_SET PROBLEM:_ What follows is a listing to be transcribed exactly.

_MATERIAL FOR THIS EXERCISE:_
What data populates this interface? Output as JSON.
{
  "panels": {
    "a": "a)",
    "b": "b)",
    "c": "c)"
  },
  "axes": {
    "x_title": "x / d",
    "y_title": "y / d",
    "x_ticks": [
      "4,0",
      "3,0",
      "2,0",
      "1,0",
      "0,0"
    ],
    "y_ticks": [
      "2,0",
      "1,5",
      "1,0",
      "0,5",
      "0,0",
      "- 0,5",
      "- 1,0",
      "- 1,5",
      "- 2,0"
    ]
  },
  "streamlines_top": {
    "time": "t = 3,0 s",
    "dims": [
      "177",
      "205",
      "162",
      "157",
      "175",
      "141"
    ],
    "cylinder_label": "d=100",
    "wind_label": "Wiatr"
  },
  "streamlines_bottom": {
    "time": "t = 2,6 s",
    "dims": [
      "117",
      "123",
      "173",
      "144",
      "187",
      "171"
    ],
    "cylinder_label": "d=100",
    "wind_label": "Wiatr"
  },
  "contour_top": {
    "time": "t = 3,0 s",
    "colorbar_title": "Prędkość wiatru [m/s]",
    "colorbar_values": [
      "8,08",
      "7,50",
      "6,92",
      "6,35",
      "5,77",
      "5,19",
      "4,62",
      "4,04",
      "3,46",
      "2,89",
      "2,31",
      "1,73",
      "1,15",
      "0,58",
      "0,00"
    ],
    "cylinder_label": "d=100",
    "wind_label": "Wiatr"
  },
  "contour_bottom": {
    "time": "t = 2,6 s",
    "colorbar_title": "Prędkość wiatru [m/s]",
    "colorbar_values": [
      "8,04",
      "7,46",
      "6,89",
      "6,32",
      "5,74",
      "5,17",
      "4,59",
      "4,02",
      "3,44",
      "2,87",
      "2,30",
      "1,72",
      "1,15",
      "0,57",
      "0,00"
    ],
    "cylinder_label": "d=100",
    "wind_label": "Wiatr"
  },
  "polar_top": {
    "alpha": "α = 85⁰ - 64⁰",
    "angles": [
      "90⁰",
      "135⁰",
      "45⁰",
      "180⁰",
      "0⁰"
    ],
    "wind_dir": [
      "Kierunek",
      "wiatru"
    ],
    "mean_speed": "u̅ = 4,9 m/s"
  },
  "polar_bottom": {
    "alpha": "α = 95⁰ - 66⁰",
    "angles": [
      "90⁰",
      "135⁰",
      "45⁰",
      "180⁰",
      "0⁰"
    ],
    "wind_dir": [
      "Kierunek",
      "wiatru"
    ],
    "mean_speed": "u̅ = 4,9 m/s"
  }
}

_WRITTEN SOLUTION:_
What data populates this interface? Output as JSON.
{
  "panels": {
    "a": "a)",
    "b": "b)",
    "c": "c)"
  },
  "axes": {
    "x_title": "x / d",
    "y_title": "y / d",
    "x_ticks": [
      "4,0",
      "3,0",
      "2,0",
      "1,0",
      "0,0"
    ],
    "y_ticks": [
      "2,0",
      "1,5",
      "1,0",
      "0,5",
      "0,0",
      "- 0,5",
      "- 1,0",
      "- 1,5",
      "- 2,0"
    ]
  },
  "streamlines_top": {
    "time": "t = 3,0 s",
    "dims": [
      "177",
      "205",
      "162",
      "157",
      "175",
      "141"
    ],
    "cylinder_label": "d=100",
    "wind_label": "Wiatr"
  },
  "streamlines_bottom": {
    "time": "t = 2,6 s",
    "dims": [
      "117",
      "123",
      "173",
      "144",
      "187",
      "171"
    ],
    "cylinder_label": "d=100",
    "wind_label": "Wiatr"
  },
  "contour_top": {
    "time": "t = 3,0 s",
    "colorbar_title": "Prędkość wiatru [m/s]",
    "colorbar_values": [
      "8,08",
      "7,50",
      "6,92",
      "6,35",
      "5,77",
      "5,19",
      "4,62",
      "4,04",
      "3,46",
      "2,89",
      "2,31",
      "1,73",
      "1,15",
      "0,58",
      "0,00"
    ],
    "cylinder_label": "d=100",
    "wind_label": "Wiatr"
  },
  "contour_bottom": {
    "time": "t = 2,6 s",
    "colorbar_title": "Prędkość wiatru [m/s]",
    "colorbar_values": [
      "8,04",
      "7,46",
      "6,89",
      "6,32",
      "5,74",
      "5,17",
      "4,59",
      "4,02",
      "3,44",
      "2,87",
      "2,30",
      "1,72",
      "1,15",
      "0,57",
      "0,00"
    ],
    "cylinder_label": "d=100",
    "wind_label": "Wiatr"
  },
  "polar_top": {
    "alpha": "α = 85⁰ - 64⁰",
    "angles": [
      "90⁰",
      "135⁰",
      "45⁰",
      "180⁰",
      "0⁰"
    ],
    "wind_dir": [
      "Kierunek",
      "wiatru"
    ],
    "mean_speed": "u̅ = 4,9 m/s"
  },
  "polar_bottom": {
    "alpha": "α = 95⁰ - 66⁰",
    "angles": [
      "90⁰",
      "135⁰",
      "45⁰",
      "180⁰",
      "0⁰"
    ],
    "wind_dir": [
      "Kierunek",
      "wiatru"
    ],
    "mean_speed": "u̅ = 4,9 m/s"
  }
}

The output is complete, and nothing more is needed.